WHAT THE TASK ASKS - Could you extract every entry below and reproduce it exactly?

MATERIAL SHOWN -
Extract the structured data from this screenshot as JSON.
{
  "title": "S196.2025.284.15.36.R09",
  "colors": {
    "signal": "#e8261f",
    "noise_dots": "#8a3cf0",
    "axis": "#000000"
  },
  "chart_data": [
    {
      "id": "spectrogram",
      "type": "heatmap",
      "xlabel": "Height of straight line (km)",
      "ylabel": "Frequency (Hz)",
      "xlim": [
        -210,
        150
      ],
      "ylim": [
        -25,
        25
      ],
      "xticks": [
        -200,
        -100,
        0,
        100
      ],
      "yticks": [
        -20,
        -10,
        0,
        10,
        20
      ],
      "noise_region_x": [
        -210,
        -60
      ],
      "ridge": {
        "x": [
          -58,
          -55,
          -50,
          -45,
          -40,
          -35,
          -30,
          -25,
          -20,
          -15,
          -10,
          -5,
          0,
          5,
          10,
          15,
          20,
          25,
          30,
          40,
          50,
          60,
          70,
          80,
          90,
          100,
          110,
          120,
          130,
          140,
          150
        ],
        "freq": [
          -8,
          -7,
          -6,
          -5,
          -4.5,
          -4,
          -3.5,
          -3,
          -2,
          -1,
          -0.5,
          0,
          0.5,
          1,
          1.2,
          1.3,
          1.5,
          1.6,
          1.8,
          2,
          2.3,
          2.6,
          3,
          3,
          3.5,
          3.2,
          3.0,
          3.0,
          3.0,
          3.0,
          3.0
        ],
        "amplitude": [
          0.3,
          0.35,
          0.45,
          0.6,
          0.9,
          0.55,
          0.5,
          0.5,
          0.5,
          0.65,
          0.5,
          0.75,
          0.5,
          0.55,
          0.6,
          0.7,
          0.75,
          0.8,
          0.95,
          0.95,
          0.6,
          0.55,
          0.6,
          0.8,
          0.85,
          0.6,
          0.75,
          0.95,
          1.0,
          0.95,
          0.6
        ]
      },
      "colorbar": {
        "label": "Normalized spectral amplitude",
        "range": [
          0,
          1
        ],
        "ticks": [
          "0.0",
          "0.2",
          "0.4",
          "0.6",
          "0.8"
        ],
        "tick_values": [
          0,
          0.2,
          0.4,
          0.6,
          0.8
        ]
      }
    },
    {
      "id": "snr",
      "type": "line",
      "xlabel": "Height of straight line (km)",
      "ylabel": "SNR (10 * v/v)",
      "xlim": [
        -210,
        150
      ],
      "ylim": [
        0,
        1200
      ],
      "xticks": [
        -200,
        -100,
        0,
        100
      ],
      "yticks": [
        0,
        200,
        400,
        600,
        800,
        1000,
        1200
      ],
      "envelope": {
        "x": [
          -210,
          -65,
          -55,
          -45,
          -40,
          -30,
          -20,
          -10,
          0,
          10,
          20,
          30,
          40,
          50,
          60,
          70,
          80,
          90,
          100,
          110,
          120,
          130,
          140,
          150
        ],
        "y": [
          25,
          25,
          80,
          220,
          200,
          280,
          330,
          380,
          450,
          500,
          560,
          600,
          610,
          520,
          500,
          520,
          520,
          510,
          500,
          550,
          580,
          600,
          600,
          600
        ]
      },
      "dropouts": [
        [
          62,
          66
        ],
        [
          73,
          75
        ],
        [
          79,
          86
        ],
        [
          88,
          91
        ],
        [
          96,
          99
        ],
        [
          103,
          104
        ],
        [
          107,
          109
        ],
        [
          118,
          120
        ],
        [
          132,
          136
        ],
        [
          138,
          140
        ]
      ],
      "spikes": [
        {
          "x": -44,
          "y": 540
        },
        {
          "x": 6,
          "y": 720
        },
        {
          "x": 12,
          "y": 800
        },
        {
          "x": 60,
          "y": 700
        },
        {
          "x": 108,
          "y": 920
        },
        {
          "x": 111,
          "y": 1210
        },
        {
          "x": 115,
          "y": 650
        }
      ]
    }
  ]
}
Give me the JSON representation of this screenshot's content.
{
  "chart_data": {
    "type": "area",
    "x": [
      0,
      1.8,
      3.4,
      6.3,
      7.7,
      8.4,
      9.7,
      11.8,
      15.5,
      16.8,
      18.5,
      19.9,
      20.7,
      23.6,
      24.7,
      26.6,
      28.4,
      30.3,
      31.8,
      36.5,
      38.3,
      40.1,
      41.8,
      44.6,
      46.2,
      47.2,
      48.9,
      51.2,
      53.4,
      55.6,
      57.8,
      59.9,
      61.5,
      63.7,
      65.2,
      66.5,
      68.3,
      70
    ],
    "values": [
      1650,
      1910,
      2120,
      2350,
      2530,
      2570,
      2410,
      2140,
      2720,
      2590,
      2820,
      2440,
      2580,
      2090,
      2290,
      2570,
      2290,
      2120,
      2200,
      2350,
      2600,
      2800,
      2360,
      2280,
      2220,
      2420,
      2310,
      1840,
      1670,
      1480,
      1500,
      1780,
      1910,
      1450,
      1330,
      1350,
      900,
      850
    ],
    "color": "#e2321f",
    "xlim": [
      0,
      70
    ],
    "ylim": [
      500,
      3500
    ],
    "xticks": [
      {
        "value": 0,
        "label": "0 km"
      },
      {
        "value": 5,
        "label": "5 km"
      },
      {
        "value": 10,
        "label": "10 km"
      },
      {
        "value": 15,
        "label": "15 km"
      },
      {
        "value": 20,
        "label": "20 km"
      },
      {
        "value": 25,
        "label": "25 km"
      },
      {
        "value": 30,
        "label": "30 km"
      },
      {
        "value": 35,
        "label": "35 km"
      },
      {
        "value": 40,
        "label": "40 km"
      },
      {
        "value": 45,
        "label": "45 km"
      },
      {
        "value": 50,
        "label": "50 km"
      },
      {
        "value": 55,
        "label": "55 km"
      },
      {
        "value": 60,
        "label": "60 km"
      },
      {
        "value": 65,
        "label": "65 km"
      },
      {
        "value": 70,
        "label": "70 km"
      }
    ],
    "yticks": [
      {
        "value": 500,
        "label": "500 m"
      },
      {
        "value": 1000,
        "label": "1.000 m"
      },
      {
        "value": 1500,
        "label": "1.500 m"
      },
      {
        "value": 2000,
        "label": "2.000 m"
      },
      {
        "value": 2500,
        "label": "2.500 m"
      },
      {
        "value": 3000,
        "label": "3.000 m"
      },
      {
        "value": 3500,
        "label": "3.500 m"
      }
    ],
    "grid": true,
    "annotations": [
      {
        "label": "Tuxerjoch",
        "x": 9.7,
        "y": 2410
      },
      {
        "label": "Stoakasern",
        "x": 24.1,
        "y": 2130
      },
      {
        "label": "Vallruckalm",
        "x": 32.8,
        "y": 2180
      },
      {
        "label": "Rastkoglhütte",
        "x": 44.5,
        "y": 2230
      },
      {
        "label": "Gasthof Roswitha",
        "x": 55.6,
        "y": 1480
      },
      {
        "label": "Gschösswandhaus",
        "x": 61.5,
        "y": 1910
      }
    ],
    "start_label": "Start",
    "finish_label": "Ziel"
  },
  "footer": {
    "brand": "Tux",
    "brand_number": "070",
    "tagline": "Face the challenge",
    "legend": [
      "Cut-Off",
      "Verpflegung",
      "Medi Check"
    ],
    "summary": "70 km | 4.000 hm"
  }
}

WRITTEN RESPONSE -
Extract the structured data from this screenshot as JSON.
{
  "title": "S196.2025.284.15.36.R09",
  "colors": {
    "signal": "#e8261f",
    "noise_dots": "#8a3cf0",
    "axis": "#000000"
  },
  "chart_data": [
    {
      "id": "spectrogram",
      "type": "heatmap",
      "xlabel": "Height of straight line (km)",
      "ylabel": "Frequency (Hz)",
      "xlim": [
        -210,
        150
      ],
      "ylim": [
        -25,
        25
      ],
      "xticks": [
        -200,
        -100,
        0,
        100
      ],
      "yticks": [
        -20,
        -10,
        0,
        10,
        20
      ],
      "noise_region_x": [
        -210,
        -60
      ],
      "ridge": {
        "x": [
          -58,
          -55,
          -50,
          -45,
          -40,
          -35,
          -30,
          -25,
          -20,
          -15,
          -10,
          -5,
          0,
          5,
          10,
          15,
          20,
          25,
          30,
          40,
          50,
          60,
          70,
          80,
          90,
          100,
          110,
          120,
          130,
          140,
          150
        ],
        "freq": [
          -8,
          -7,
          -6,
          -5,
          -4.5,
          -4,
          -3.5,
          -3,
          -2,
          -1,
          -0.5,
          0,
          0.5,
          1,
          1.2,
          1.3,
          1.5,
          1.6,
          1.8,
          2,
          2.3,
          2.6,
          3,
          3,
          3.5,
          3.2,
          3.0,
          3.0,
          3.0,
          3.0,
          3.0
        ],
        "amplitude": [
          0.3,
          0.35,
          0.45,
          0.6,
          0.9,
          0.55,
          0.5,
          0.5,
          0.5,
          0.65,
          0.5,
          0.75,
          0.5,
          0.55,
          0.6,
          0.7,
          0.75,
          0.8,
          0.95,
          0.95,
          0.6,
          0.55,
          0.6,
          0.8,
          0.85,
          0.6,
          0.75,
          0.95,
          1.0,
          0.95,
          0.6
        ]
      },
      "colorbar": {
        "label": "Normalized spectral amplitude",
        "range": [
          0,
          1
        ],
        "ticks": [
          "0.0",
          "0.2",
          "0.4",
          "0.6",
          "0.8"
        ],
        "tick_values": [
          0,
          0.2,
          0.4,
          0.6,
          0.8
        ]
      }
    },
    {
      "id": "snr",
      "type": "line",
      "xlabel": "Height of straight line (km)",
      "ylabel": "SNR (10 * v/v)",
      "xlim": [
        -210,
        150
      ],
      "ylim": [
        0,
        1200
      ],
      "xticks": [
        -200,
        -100,
        0,
        100
      ],
      "yticks": [
        0,
        200,
        400,
        600,
        800,
        1000,
        1200
      ],
      "envelope": {
        "x": [
          -210,
          -65,
          -55,
          -45,
          -40,
          -30,
          -20,
          -10,
          0,
          10,
          20,
          30,
          40,
          50,
          60,
          70,
          80,
          90,
          100,
          110,
          120,
          130,
          140,
          150
        ],
        "y": [
          25,
          25,
          80,
          220,
          200,
          280,
          330,
          380,
          450,
          500,
          560,
          600,
          610,
          520,
          500,
          520,
          520,
          510,
          500,
          550,
          580,
          600,
          600,
          600
        ]
      },
      "dropouts": [
        [
          62,
          66
        ],
        [
          73,
          75
        ],
        [
          79,
          86
        ],
        [
          88,
          91
        ],
        [
          96,
          99
        ],
        [
          103,
          104
        ],
        [
          107,
          109
        ],
        [
          118,
          120
        ],
        [
          132,
          136
        ],
        [
          138,
          140
        ]
      ],
      "spikes": [
        {
          "x": -44,
          "y": 540
        },
        {
          "x": 6,
          "y": 720
        },
        {
          "x": 12,
          "y": 800
        },
        {
          "x": 60,
          "y": 700
        },
        {
          "x": 108,
          "y": 920
        },
        {
          "x": 111,
          "y": 1210
        },
        {
          "x": 115,
          "y": 650
        }
      ]
    }
  ]
}
Give me the JSON representation of this screenshot's content.
{
  "chart_data": {
    "type": "area",
    "x": [
      0,
      1.8,
      3.4,
      6.3,
      7.7,
      8.4,
      9.7,
      11.8,
      15.5,
      16.8,
      18.5,
      19.9,
      20.7,
      23.6,
      24.7,
      26.6,
      28.4,
      30.3,
      31.8,
      36.5,
      38.3,
      40.1,
      41.8,
      44.6,
      46.2,
      47.2,
      48.9,
      51.2,
      53.4,
      55.6,
      57.8,
      59.9,
      61.5,
      63.7,
      65.2,
      66.5,
      68.3,
      70
    ],
    "values": [
      1650,
      1910,
      2120,
      2350,
      2530,
      2570,
      2410,
      2140,
      2720,
      2590,
      2820,
      2440,
      2580,
      2090,
      2290,
      2570,
      2290,
      2120,
      2200,
      2350,
      2600,
      2800,
      2360,
      2280,
      2220,
      2420,
      2310,
      1840,
      1670,
      1480,
      1500,
      1780,
      1910,
      1450,
      1330,
      1350,
      900,
      850
    ],
    "color": "#e2321f",
    "xlim": [
      0,
      70
    ],
    "ylim": [
      500,
      3500
    ],
    "xticks": [
      {
        "value": 0,
        "label": "0 km"
      },
      {
        "value": 5,
        "label": "5 km"
      },
      {
        "value": 10,
        "label": "10 km"
      },
      {
        "value": 15,
        "label": "15 km"
      },
      {
        "value": 20,
        "label": "20 km"
      },
      {
        "value": 25,
        "label": "25 km"
      },
      {
        "value": 30,
        "label": "30 km"
      },
      {
        "value": 35,
        "label": "35 km"
      },
      {
        "value": 40,
        "label": "40 km"
      },
      {
        "value": 45,
        "label": "45 km"
      },
      {
        "value": 50,
        "label": "50 km"
      },
      {
        "value": 55,
        "label": "55 km"
      },
      {
        "value": 60,
        "label": "60 km"
      },
      {
        "value": 65,
        "label": "65 km"
      },
      {
        "value": 70,
        "label": "70 km"
      }
    ],
    "yticks": [
      {
        "value": 500,
        "label": "500 m"
      },
      {
        "value": 1000,
        "label": "1.000 m"
      },
      {
        "value": 1500,
        "label": "1.500 m"
      },
      {
        "value": 2000,
        "label": "2.000 m"
      },
      {
        "value": 2500,
        "label": "2.500 m"
      },
      {
        "value": 3000,
        "label": "3.000 m"
      },
      {
        "value": 3500,
        "label": "3.500 m"
      }
    ],
    "grid": true,
    "annotations": [
      {
        "label": "Tuxerjoch",
        "x": 9.7,
        "y": 2410
      },
      {
        "label": "Stoakasern",
        "x": 24.1,
        "y": 2130
      },
      {
        "label": "Vallruckalm",
        "x": 32.8,
        "y": 2180
      },
      {
        "label": "Rastkoglhütte",
        "x": 44.5,
        "y": 2230
      },
      {
        "label": "Gasthof Roswitha",
        "x": 55.6,
        "y": 1480
      },
      {
        "label": "Gschösswandhaus",
        "x": 61.5,
        "y": 1910
      }
    ],
    "start_label": "Start",
    "finish_label": "Ziel"
  },
  "footer": {
    "brand": "Tux",
    "brand_number": "070",
    "tagline": "Face the challenge",
    "legend": [
      "Cut-Off",
      "Verpflegung",
      "Medi Check"
    ],
    "summary": "70 km | 4.000 hm"
  }
}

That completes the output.